*Excerpted records*:
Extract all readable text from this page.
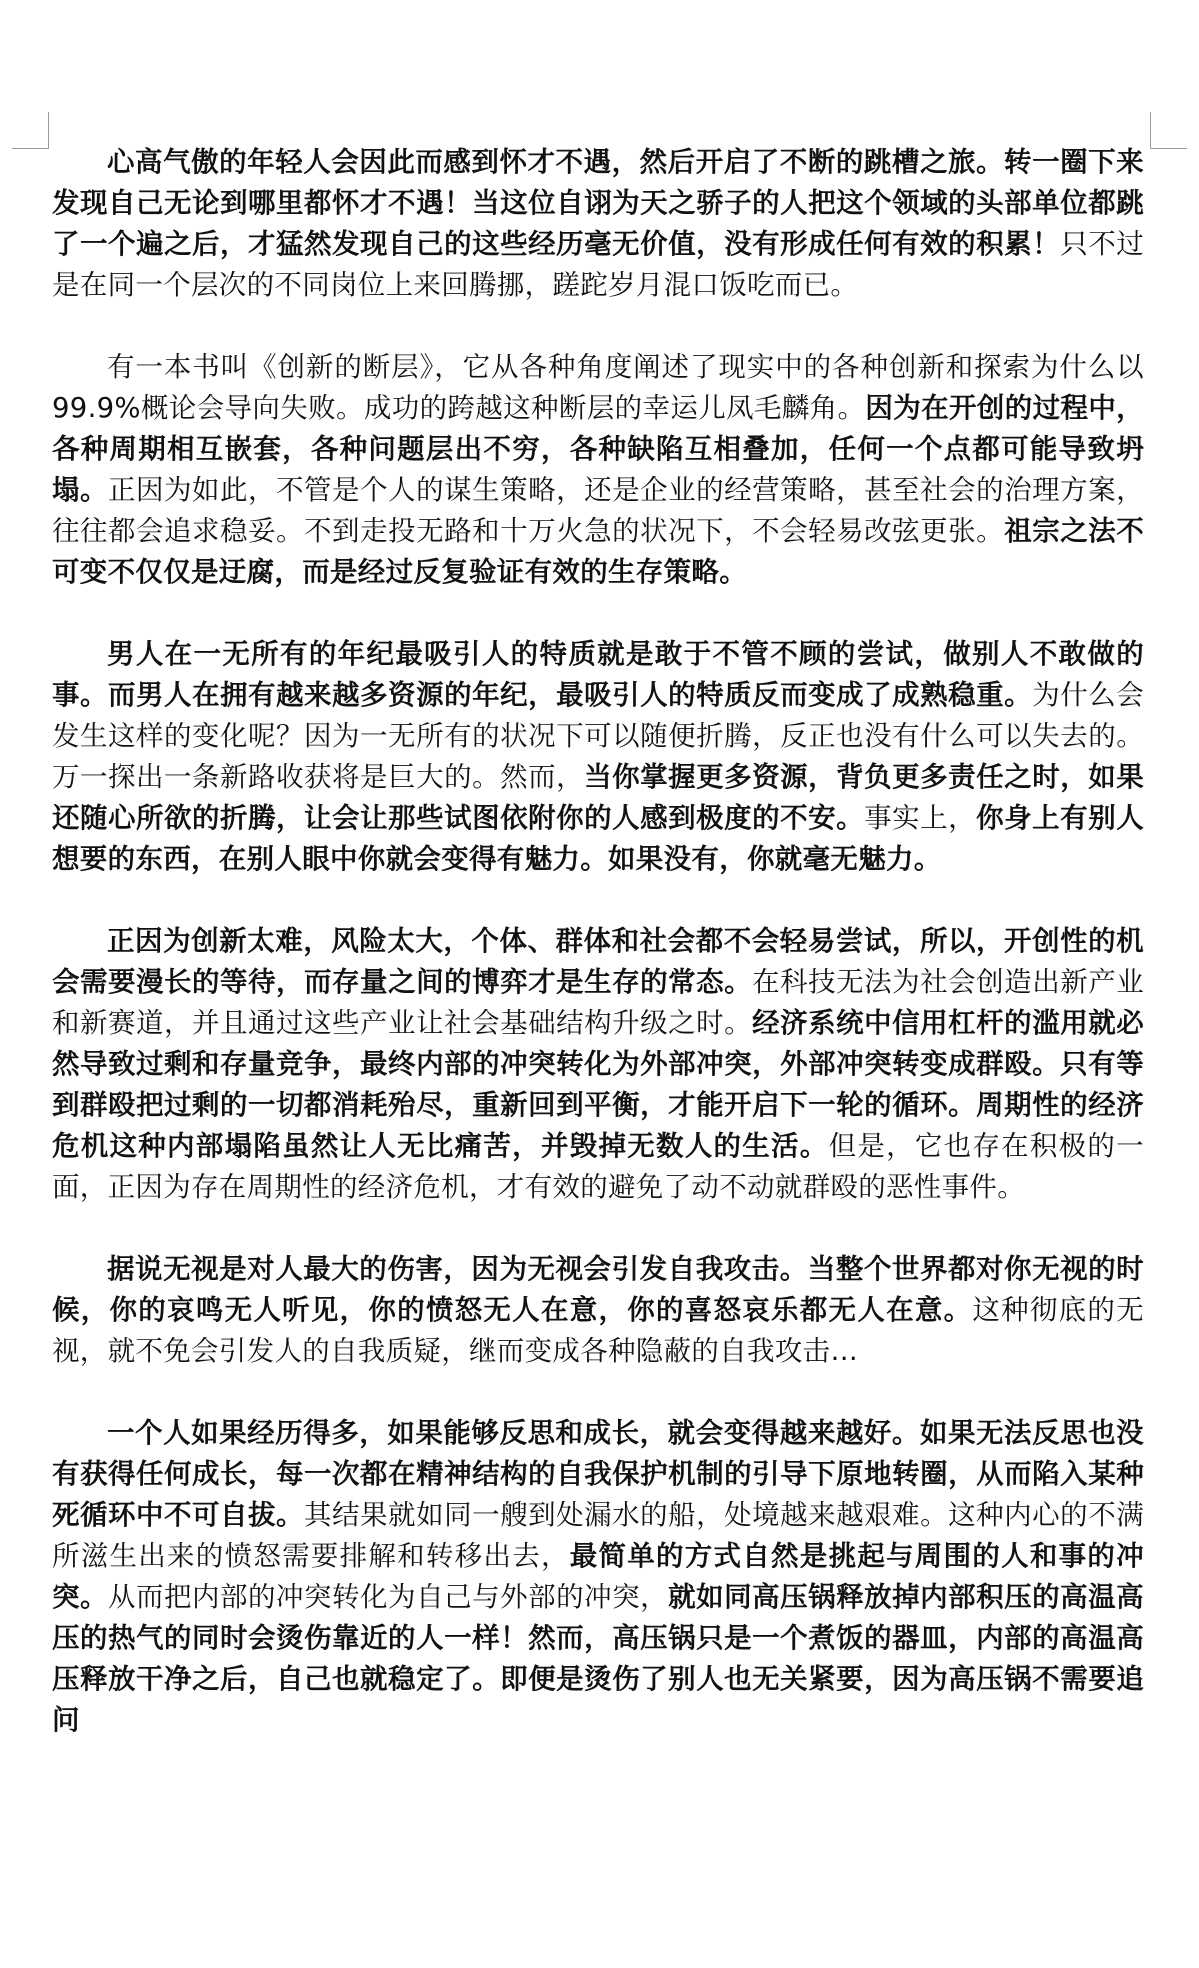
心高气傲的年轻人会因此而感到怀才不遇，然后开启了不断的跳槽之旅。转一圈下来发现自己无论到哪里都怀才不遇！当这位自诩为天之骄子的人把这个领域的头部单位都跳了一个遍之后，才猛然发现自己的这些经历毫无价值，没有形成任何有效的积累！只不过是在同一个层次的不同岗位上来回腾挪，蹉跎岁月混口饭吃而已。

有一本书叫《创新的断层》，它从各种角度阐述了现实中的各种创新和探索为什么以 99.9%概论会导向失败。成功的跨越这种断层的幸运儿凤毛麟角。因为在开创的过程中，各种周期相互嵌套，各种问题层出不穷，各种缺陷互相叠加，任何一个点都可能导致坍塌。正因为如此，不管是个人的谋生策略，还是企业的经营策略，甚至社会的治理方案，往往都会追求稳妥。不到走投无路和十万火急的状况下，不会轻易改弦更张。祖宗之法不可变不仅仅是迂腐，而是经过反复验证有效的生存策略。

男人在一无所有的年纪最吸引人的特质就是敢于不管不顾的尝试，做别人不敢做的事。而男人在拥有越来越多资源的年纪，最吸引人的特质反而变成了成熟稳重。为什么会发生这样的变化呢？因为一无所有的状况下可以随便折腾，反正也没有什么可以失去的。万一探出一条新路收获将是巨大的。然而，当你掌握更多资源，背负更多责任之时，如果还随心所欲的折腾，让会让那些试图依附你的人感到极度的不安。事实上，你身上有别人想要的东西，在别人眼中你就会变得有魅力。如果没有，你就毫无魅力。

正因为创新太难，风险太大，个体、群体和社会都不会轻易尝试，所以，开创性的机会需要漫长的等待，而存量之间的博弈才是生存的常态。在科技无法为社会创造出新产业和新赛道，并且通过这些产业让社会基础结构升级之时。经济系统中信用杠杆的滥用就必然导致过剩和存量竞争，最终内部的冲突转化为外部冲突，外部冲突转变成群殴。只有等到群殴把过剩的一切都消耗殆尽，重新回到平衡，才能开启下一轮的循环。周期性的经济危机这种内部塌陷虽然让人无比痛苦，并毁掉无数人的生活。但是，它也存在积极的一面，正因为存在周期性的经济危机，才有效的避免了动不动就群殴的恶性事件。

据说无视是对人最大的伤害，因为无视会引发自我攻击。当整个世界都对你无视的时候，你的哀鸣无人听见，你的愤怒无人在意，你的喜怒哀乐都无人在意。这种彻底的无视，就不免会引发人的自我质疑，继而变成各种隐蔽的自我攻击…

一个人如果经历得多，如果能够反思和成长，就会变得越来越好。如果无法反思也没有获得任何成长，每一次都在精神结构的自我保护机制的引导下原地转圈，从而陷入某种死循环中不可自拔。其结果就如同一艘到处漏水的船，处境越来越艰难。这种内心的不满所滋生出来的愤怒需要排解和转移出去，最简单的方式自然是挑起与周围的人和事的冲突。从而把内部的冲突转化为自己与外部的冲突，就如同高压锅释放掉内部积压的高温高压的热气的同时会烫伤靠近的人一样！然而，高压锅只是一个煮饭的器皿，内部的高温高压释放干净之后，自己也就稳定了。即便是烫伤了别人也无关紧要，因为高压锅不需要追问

*Task instructions*: Repeat the listing verbatim. Skip the pictures.

*Problem solution*:
Extract all readable text from this page.
心高气傲的年轻人会因此而感到怀才不遇，然后开启了不断的跳槽之旅。转一圈下来发现自己无论到哪里都怀才不遇！当这位自诩为天之骄子的人把这个领域的头部单位都跳了一个遍之后，才猛然发现自己的这些经历毫无价值，没有形成任何有效的积累！只不过是在同一个层次的不同岗位上来回腾挪，蹉跎岁月混口饭吃而已。

有一本书叫《创新的断层》，它从各种角度阐述了现实中的各种创新和探索为什么以 99.9%概论会导向失败。成功的跨越这种断层的幸运儿凤毛麟角。因为在开创的过程中，各种周期相互嵌套，各种问题层出不穷，各种缺陷互相叠加，任何一个点都可能导致坍塌。正因为如此，不管是个人的谋生策略，还是企业的经营策略，甚至社会的治理方案，往往都会追求稳妥。不到走投无路和十万火急的状况下，不会轻易改弦更张。祖宗之法不可变不仅仅是迂腐，而是经过反复验证有效的生存策略。

男人在一无所有的年纪最吸引人的特质就是敢于不管不顾的尝试，做别人不敢做的事。而男人在拥有越来越多资源的年纪，最吸引人的特质反而变成了成熟稳重。为什么会发生这样的变化呢？因为一无所有的状况下可以随便折腾，反正也没有什么可以失去的。万一探出一条新路收获将是巨大的。然而，当你掌握更多资源，背负更多责任之时，如果还随心所欲的折腾，让会让那些试图依附你的人感到极度的不安。事实上，你身上有别人想要的东西，在别人眼中你就会变得有魅力。如果没有，你就毫无魅力。

正因为创新太难，风险太大，个体、群体和社会都不会轻易尝试，所以，开创性的机会需要漫长的等待，而存量之间的博弈才是生存的常态。在科技无法为社会创造出新产业和新赛道，并且通过这些产业让社会基础结构升级之时。经济系统中信用杠杆的滥用就必然导致过剩和存量竞争，最终内部的冲突转化为外部冲突，外部冲突转变成群殴。只有等到群殴把过剩的一切都消耗殆尽，重新回到平衡，才能开启下一轮的循环。周期性的经济危机这种内部塌陷虽然让人无比痛苦，并毁掉无数人的生活。但是，它也存在积极的一面，正因为存在周期性的经济危机，才有效的避免了动不动就群殴的恶性事件。

据说无视是对人最大的伤害，因为无视会引发自我攻击。当整个世界都对你无视的时候，你的哀鸣无人听见，你的愤怒无人在意，你的喜怒哀乐都无人在意。这种彻底的无视，就不免会引发人的自我质疑，继而变成各种隐蔽的自我攻击…

一个人如果经历得多，如果能够反思和成长，就会变得越来越好。如果无法反思也没有获得任何成长，每一次都在精神结构的自我保护机制的引导下原地转圈，从而陷入某种死循环中不可自拔。其结果就如同一艘到处漏水的船，处境越来越艰难。这种内心的不满所滋生出来的愤怒需要排解和转移出去，最简单的方式自然是挑起与周围的人和事的冲突。从而把内部的冲突转化为自己与外部的冲突，就如同高压锅释放掉内部积压的高温高压的热气的同时会烫伤靠近的人一样！然而，高压锅只是一个煮饭的器皿，内部的高温高压释放干净之后，自己也就稳定了。即便是烫伤了别人也无关紧要，因为高压锅不需要追问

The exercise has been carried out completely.